• _TASK DETAILS_: Go through the entries below and pick out every line with "this".

::::

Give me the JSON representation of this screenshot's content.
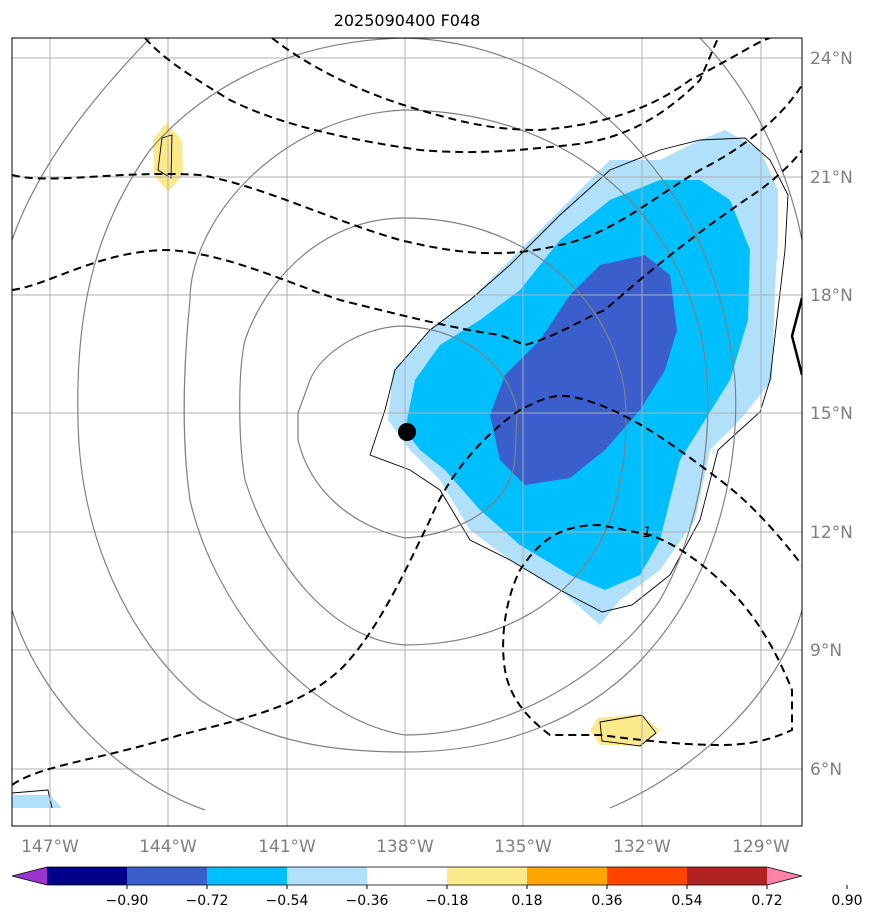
{
  "title": "2025090400 F048",
  "lat_labels": [
    "24°N",
    "21°N",
    "18°N",
    "15°N",
    "12°N",
    "9°N",
    "6°N"
  ],
  "lon_labels": [
    "147°W",
    "144°W",
    "141°W",
    "138°W",
    "135°W",
    "132°W",
    "129°W"
  ],
  "contour_label": "1",
  "colorbar": {
    "colors": [
      "#9a33d0",
      "#00008b",
      "#3a5fcd",
      "#00bfff",
      "#b0e0fa",
      "#ffffff",
      "#fce98c",
      "#ffa500",
      "#ff4500",
      "#b22222",
      "#ff82ab"
    ],
    "ticks": [
      "−0.90",
      "−0.72",
      "−0.54",
      "−0.36",
      "−0.18",
      "0.18",
      "0.36",
      "0.54",
      "0.72",
      "0.90"
    ]
  },
  "colors": {
    "grid": "#b0b0b0",
    "isobar": "#808080",
    "dashed_contour": "#000000",
    "center_marker": "#000000",
    "label_gray": "#7f7f7f"
  }
}
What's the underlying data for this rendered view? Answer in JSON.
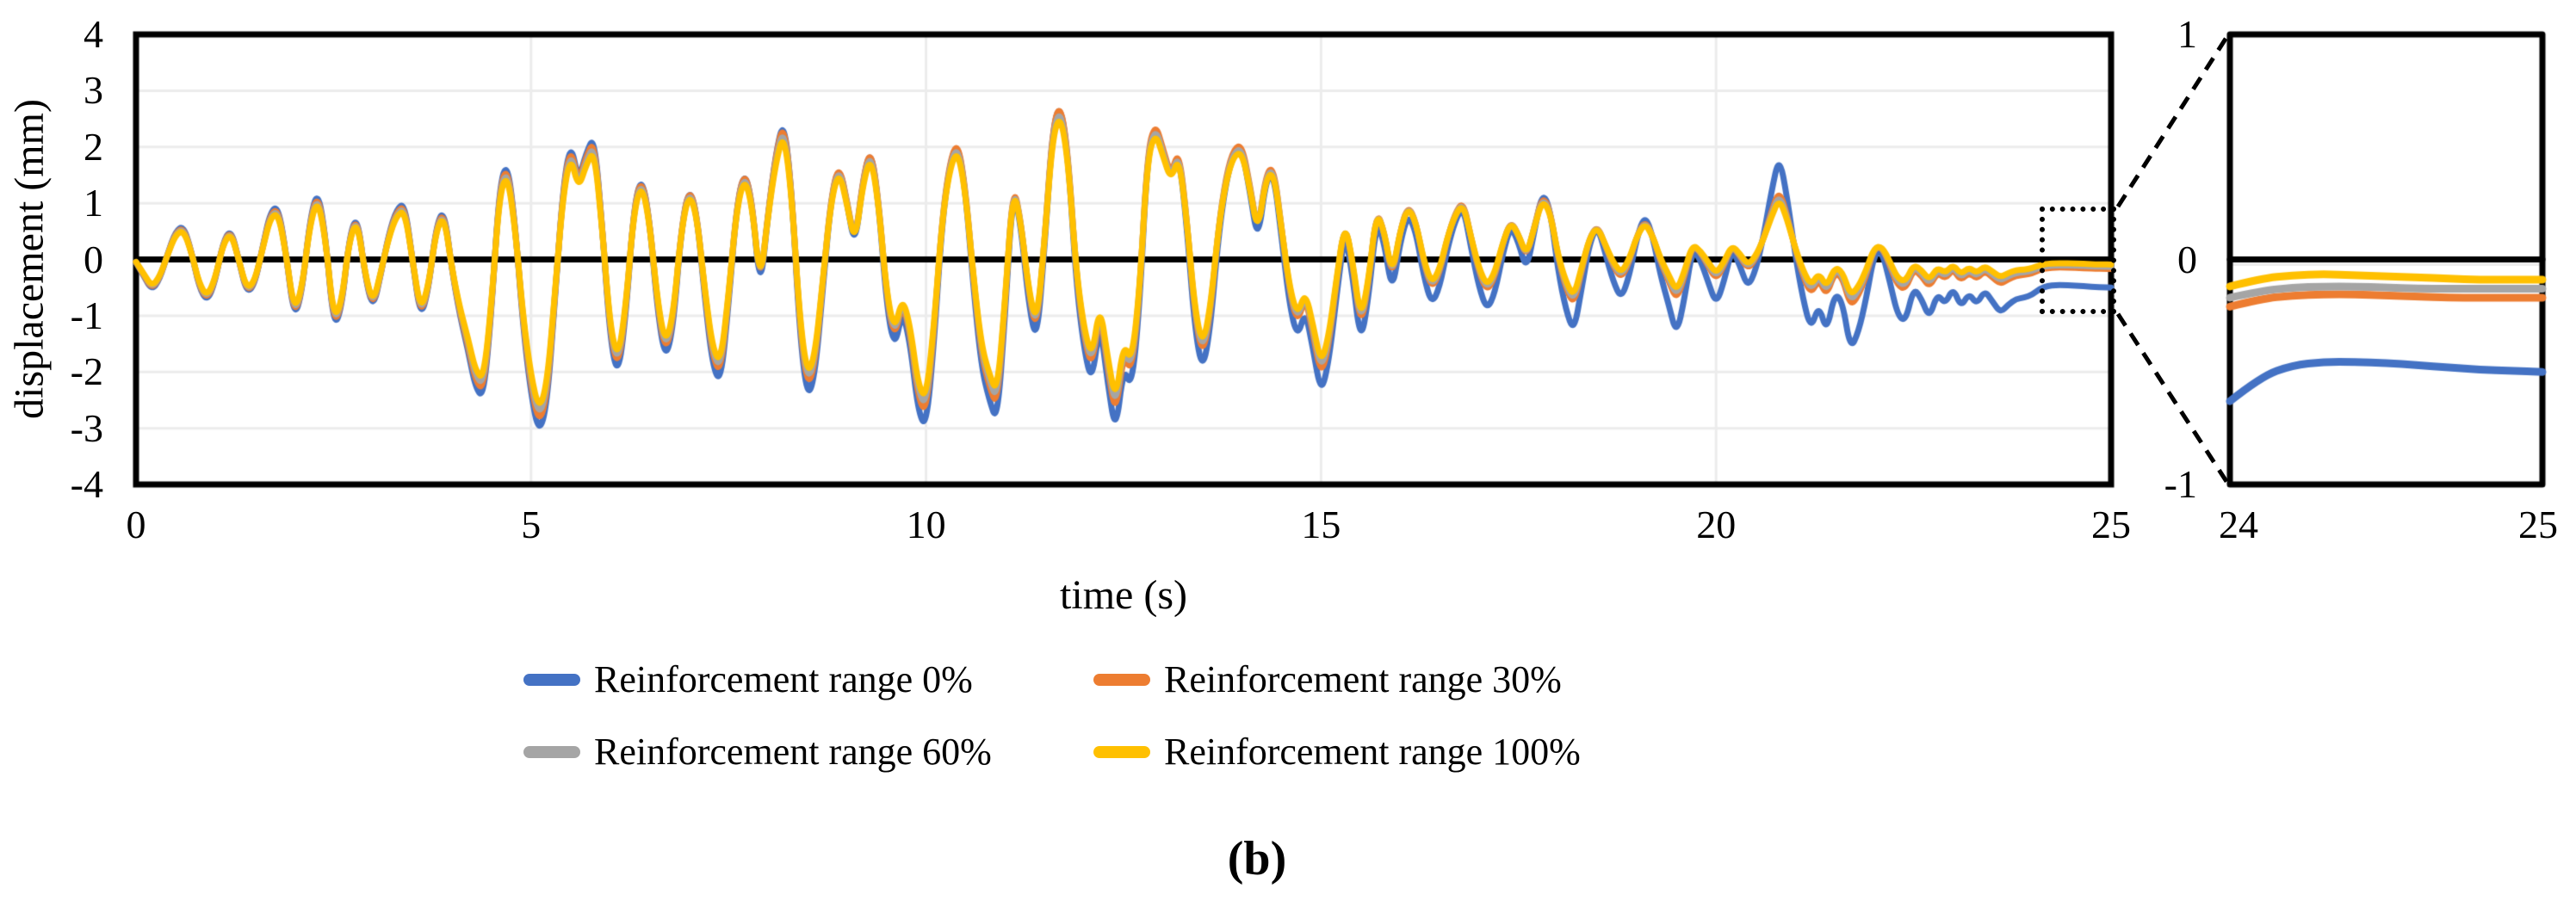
{
  "figure": {
    "caption": "(b)",
    "x_axis_label": "time (s)",
    "y_axis_label": "displacement (mm)"
  },
  "legend": {
    "items": [
      {
        "label": "Reinforcement range 0%",
        "color": "#4472C4"
      },
      {
        "label": "Reinforcement range 30%",
        "color": "#ED7D31"
      },
      {
        "label": "Reinforcement range 60%",
        "color": "#A5A5A5"
      },
      {
        "label": "Reinforcement range 100%",
        "color": "#FFC000"
      }
    ]
  },
  "chart_data": [
    {
      "id": "main",
      "type": "line",
      "title": "",
      "xlabel": "time (s)",
      "ylabel": "displacement (mm)",
      "xlim": [
        0,
        25
      ],
      "ylim": [
        -4,
        4
      ],
      "xticks": [
        0,
        5,
        10,
        15,
        20,
        25
      ],
      "yticks": [
        4,
        3,
        2,
        1,
        0,
        -1,
        -2,
        -3,
        -4
      ],
      "grid": true,
      "gridline_color": "#ECECEC",
      "zero_line_color": "#000000",
      "x_start": 0,
      "x_step": 0.1,
      "base_values": [
        -0.05,
        -0.3,
        -0.55,
        -0.35,
        0.1,
        0.5,
        0.6,
        0.15,
        -0.5,
        -0.75,
        -0.4,
        0.3,
        0.55,
        0,
        -0.6,
        -0.45,
        0.2,
        0.85,
        0.95,
        0.1,
        -1.05,
        -0.6,
        0.7,
        1.25,
        0.4,
        -1.2,
        -0.9,
        0.4,
        0.8,
        -0.3,
        -0.9,
        -0.25,
        0.45,
        0.9,
        1,
        0,
        -1.05,
        -0.55,
        0.6,
        0.9,
        -0.2,
        -1,
        -1.6,
        -2.3,
        -2.45,
        -0.9,
        1.3,
        1.75,
        0.6,
        -1.2,
        -2.4,
        -3.1,
        -2.6,
        -0.8,
        1.2,
        2.1,
        1.4,
        1.9,
        2.2,
        0.6,
        -1.4,
        -2.1,
        -1,
        0.9,
        1.5,
        0.7,
        -0.9,
        -1.8,
        -1.2,
        0.5,
        1.3,
        0.8,
        -0.7,
        -1.9,
        -2.2,
        -0.8,
        0.9,
        1.6,
        1,
        -0.6,
        0.8,
        1.9,
        2.5,
        1.2,
        -1.3,
        -2.5,
        -2,
        -0.4,
        1.1,
        1.7,
        1,
        0.2,
        1.4,
        2,
        1,
        -0.8,
        -1.6,
        -0.9,
        -1.5,
        -2.7,
        -3,
        -1.5,
        0.6,
        1.7,
        2.1,
        1.2,
        -0.5,
        -1.9,
        -2.5,
        -2.9,
        -1,
        1.3,
        0.6,
        -0.8,
        -1.5,
        0.2,
        2.3,
        2.8,
        1.8,
        -0.4,
        -1.6,
        -2.2,
        -1.1,
        -2.2,
        -3.1,
        -1.9,
        -2.3,
        -0.9,
        1.8,
        2.4,
        1.9,
        1.4,
        1.9,
        0.6,
        -1.2,
        -2,
        -1.2,
        0.4,
        1.4,
        1.9,
        1.95,
        1.2,
        0.3,
        1.4,
        1.55,
        0.4,
        -0.8,
        -1.4,
        -0.9,
        -1.6,
        -2.4,
        -1.8,
        -0.6,
        0.5,
        -0.3,
        -1.5,
        -0.7,
        0.7,
        0.3,
        -0.6,
        0.3,
        0.8,
        0.5,
        -0.3,
        -0.8,
        -0.5,
        0.2,
        0.7,
        0.95,
        0.2,
        -0.5,
        -0.9,
        -0.6,
        0.1,
        0.6,
        0.3,
        -0.2,
        0.5,
        1.2,
        0.9,
        -0.2,
        -0.9,
        -1.3,
        -0.5,
        0.3,
        0.6,
        0.1,
        -0.4,
        -0.7,
        -0.3,
        0.4,
        0.8,
        0.4,
        -0.3,
        -0.8,
        -1.35,
        -0.7,
        0.2,
        0,
        -0.4,
        -0.8,
        -0.4,
        0.2,
        -0.1,
        -0.5,
        -0.2,
        0.4,
        1.2,
        1.85,
        1.1,
        0.1,
        -0.7,
        -1.25,
        -0.8,
        -1.3,
        -0.6,
        -0.75,
        -1.6,
        -1.3,
        -0.7,
        0.1,
        0.15,
        -0.4,
        -1,
        -1.1,
        -0.5,
        -0.7,
        -1.05,
        -0.6,
        -0.8,
        -0.5,
        -0.85,
        -0.6,
        -0.8,
        -0.55,
        -0.75,
        -0.95,
        -0.8,
        -0.7,
        -0.68,
        -0.63,
        -0.52,
        -0.47,
        -0.455,
        -0.455,
        -0.46,
        -0.47,
        -0.48,
        -0.49,
        -0.495,
        -0.5
      ],
      "residual_ramp": {
        "t0": 4,
        "t1": 21
      },
      "scale_transition": {
        "t0": 16,
        "t1": 20
      },
      "series": [
        {
          "name": "Reinforcement range 0%",
          "color": "#4472C4",
          "scale_early": 1.0,
          "scale_late": 1.0,
          "residual": -0.5
        },
        {
          "name": "Reinforcement range 30%",
          "color": "#ED7D31",
          "scale_early": 0.95,
          "scale_late": 0.6,
          "residual": -0.17
        },
        {
          "name": "Reinforcement range 60%",
          "color": "#A5A5A5",
          "scale_early": 0.91,
          "scale_late": 0.55,
          "residual": -0.13
        },
        {
          "name": "Reinforcement range 100%",
          "color": "#FFC000",
          "scale_early": 0.87,
          "scale_late": 0.5,
          "residual": -0.09
        }
      ],
      "zoom_box": {
        "x0": 24.1,
        "x1": 25,
        "y0": -0.97,
        "y1": 0.94
      }
    },
    {
      "id": "inset",
      "type": "line",
      "xlim": [
        24,
        25
      ],
      "ylim": [
        -1,
        1
      ],
      "xticks": [
        24,
        25
      ],
      "yticks": [
        1,
        0,
        -1
      ],
      "grid": false,
      "x": [
        24,
        24.1,
        24.2,
        24.3,
        24.4,
        24.5,
        24.6,
        24.7,
        24.8,
        24.9,
        25
      ],
      "series": [
        {
          "name": "Reinforcement range 0%",
          "color": "#4472C4",
          "values": [
            -0.63,
            -0.52,
            -0.47,
            -0.455,
            -0.455,
            -0.46,
            -0.47,
            -0.48,
            -0.49,
            -0.495,
            -0.5
          ]
        },
        {
          "name": "Reinforcement range 30%",
          "color": "#ED7D31",
          "values": [
            -0.21,
            -0.175,
            -0.16,
            -0.155,
            -0.155,
            -0.16,
            -0.165,
            -0.17,
            -0.17,
            -0.17,
            -0.17
          ]
        },
        {
          "name": "Reinforcement range 60%",
          "color": "#A5A5A5",
          "values": [
            -0.17,
            -0.14,
            -0.125,
            -0.12,
            -0.12,
            -0.125,
            -0.13,
            -0.13,
            -0.13,
            -0.13,
            -0.13
          ]
        },
        {
          "name": "Reinforcement range 100%",
          "color": "#FFC000",
          "values": [
            -0.12,
            -0.085,
            -0.07,
            -0.065,
            -0.07,
            -0.075,
            -0.08,
            -0.085,
            -0.09,
            -0.09,
            -0.09
          ]
        }
      ]
    }
  ]
}
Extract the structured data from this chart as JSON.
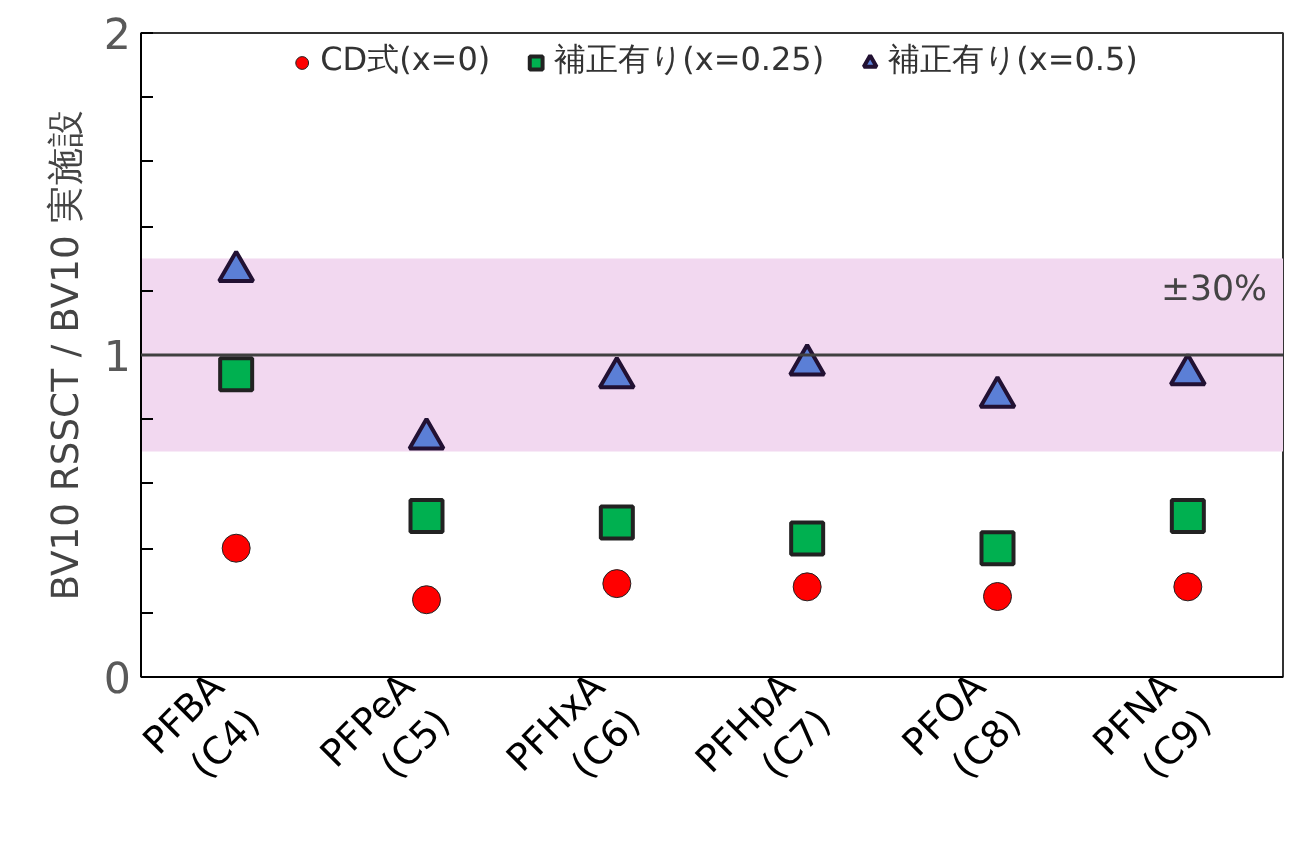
{
  "chart_data": {
    "type": "scatter",
    "ylabel": "BV10 RSSCT / BV10 実施設",
    "categories": [
      "PFBA\n(C4)",
      "PFPeA\n(C5)",
      "PFHxA\n(C6)",
      "PFHpA\n(C7)",
      "PFOA\n(C8)",
      "PFNA\n(C9)"
    ],
    "series": [
      {
        "name": "CD式(x=0)",
        "color": "#ff0000",
        "marker": "circle",
        "values": [
          0.4,
          0.24,
          0.29,
          0.28,
          0.25,
          0.28
        ]
      },
      {
        "name": "補正有り(x=0.25)",
        "color": "#00b050",
        "marker": "square",
        "values": [
          0.94,
          0.5,
          0.48,
          0.43,
          0.4,
          0.5
        ]
      },
      {
        "name": "補正有り(x=0.5)",
        "color": "#5b7fd6",
        "marker": "triangle",
        "values": [
          1.26,
          0.74,
          0.93,
          0.97,
          0.87,
          0.94
        ]
      }
    ],
    "ylim": [
      0,
      2
    ],
    "yticks": [
      0,
      {
        "value": 0.2,
        "label": null
      },
      {
        "value": 0.4,
        "label": null
      },
      {
        "value": 0.6,
        "label": null
      },
      {
        "value": 0.8,
        "label": null
      },
      1,
      {
        "value": 1.2,
        "label": null
      },
      {
        "value": 1.4,
        "label": null
      },
      {
        "value": 1.6,
        "label": null
      },
      {
        "value": 1.8,
        "label": null
      },
      2
    ],
    "ref_lines": [
      {
        "axis": "y",
        "value": 1,
        "color": "#404040"
      }
    ],
    "bands": [
      {
        "axis": "y",
        "from": 0.7,
        "to": 1.3,
        "label": "±30%",
        "color": "#f2d8f0"
      }
    ],
    "grid": false,
    "legend": "top"
  }
}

::::

• _EXERCISE RESULT_:
Give me the JSON representation of this screenshot's content.
What's the underlying data for this rendered view? Answer in JSON.
Extract the structured data from this chart as JSON.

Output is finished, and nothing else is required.